» WHAT IS BEING ASKED:
For each line below that contains the string "image", copy that line.

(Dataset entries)
----------------------------------------
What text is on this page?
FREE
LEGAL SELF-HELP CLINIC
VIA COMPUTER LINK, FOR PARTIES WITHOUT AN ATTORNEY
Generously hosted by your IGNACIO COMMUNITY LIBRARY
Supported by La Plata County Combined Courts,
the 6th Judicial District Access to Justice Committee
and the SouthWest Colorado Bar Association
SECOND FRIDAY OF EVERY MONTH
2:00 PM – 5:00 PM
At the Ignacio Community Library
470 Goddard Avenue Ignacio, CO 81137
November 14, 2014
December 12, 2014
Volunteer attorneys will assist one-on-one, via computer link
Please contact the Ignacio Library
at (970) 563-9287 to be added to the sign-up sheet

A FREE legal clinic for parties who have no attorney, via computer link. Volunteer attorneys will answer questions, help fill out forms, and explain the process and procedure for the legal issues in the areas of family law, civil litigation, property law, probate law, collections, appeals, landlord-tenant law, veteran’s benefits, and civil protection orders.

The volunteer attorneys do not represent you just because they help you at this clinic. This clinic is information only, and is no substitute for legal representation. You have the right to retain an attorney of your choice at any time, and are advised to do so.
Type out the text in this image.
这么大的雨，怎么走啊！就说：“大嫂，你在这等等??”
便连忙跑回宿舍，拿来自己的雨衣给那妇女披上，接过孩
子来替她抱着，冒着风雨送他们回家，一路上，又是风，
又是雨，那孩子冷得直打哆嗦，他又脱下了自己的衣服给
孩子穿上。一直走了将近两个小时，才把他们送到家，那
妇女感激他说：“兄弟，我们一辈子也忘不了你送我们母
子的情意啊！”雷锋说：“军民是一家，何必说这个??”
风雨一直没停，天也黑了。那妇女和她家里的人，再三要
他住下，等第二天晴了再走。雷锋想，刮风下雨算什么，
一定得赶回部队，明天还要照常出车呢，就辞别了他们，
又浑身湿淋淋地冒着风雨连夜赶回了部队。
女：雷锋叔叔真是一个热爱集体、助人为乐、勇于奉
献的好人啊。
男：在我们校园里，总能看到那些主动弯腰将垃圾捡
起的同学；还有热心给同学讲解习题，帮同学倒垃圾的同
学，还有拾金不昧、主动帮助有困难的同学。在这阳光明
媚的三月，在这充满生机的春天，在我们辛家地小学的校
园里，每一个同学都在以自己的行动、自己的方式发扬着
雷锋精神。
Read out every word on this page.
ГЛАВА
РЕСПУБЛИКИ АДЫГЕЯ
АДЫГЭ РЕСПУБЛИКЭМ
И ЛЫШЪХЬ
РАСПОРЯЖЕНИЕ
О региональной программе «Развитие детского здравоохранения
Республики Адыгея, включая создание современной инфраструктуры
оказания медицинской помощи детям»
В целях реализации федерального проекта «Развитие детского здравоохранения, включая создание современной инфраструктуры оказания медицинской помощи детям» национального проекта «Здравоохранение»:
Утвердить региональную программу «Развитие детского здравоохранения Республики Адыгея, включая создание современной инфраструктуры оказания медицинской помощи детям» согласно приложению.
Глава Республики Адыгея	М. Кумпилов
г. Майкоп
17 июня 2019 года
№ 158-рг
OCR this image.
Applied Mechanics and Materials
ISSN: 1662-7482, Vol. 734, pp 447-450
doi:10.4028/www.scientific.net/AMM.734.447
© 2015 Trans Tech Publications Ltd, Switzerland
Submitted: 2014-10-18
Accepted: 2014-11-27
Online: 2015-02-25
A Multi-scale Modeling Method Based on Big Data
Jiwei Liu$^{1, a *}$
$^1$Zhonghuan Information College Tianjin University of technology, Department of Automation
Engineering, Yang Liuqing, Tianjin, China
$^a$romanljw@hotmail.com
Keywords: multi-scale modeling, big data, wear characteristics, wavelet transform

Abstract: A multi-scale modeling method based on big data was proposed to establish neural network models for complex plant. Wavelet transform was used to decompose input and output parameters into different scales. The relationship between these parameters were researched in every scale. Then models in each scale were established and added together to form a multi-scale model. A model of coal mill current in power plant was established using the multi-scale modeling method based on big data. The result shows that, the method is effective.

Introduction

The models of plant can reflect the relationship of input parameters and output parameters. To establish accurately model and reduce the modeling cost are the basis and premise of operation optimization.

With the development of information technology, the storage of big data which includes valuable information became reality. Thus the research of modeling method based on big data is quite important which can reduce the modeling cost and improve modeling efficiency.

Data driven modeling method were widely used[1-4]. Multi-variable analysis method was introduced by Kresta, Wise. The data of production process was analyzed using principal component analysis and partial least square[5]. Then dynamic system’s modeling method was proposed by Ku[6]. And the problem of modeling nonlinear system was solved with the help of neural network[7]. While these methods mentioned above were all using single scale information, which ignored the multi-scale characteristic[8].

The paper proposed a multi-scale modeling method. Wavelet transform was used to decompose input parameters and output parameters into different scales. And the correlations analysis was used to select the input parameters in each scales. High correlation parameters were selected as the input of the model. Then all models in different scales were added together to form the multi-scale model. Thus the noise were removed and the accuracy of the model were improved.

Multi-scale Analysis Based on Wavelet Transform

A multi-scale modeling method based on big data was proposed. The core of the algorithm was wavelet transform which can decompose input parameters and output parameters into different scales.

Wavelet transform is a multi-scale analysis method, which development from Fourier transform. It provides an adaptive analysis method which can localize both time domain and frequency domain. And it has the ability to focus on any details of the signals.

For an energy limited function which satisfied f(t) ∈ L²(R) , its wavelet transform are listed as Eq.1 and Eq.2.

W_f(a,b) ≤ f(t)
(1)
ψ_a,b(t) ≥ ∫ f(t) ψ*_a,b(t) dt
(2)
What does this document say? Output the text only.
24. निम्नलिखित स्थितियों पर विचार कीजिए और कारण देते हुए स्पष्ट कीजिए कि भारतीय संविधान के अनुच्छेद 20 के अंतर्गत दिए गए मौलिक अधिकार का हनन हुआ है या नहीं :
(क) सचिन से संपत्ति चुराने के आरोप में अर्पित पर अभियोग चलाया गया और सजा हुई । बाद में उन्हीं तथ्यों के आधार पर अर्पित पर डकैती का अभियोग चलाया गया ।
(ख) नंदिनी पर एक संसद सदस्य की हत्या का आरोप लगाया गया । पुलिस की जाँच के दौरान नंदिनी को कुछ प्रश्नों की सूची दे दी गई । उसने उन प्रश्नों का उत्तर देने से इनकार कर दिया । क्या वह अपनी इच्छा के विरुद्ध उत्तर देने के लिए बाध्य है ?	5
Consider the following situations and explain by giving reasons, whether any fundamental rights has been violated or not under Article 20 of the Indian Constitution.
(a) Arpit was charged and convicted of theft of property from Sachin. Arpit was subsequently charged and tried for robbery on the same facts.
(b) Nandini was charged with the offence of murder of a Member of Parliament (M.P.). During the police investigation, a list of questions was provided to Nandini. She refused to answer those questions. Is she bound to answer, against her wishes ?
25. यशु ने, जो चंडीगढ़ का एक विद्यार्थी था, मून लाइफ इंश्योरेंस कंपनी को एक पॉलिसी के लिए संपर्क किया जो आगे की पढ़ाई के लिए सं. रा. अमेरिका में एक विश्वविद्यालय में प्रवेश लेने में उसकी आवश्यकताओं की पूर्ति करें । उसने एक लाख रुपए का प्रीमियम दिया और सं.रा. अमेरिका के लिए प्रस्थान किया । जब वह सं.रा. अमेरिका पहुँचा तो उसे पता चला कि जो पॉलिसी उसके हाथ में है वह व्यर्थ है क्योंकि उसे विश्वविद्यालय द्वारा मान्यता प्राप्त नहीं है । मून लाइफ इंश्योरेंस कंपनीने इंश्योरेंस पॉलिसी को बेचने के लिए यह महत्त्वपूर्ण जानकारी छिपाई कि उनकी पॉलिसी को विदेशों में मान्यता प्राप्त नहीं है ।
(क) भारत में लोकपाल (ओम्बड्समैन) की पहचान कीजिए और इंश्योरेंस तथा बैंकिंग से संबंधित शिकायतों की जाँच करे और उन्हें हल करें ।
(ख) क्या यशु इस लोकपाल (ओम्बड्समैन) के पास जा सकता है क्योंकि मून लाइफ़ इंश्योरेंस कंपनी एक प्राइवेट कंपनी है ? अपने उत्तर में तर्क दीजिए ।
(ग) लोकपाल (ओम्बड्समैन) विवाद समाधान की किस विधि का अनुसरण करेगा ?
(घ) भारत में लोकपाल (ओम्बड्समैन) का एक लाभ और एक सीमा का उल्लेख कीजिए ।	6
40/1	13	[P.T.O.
----------------------------------------
» CORRECT ANSWER:
Type out the text in this image.
OCR this image.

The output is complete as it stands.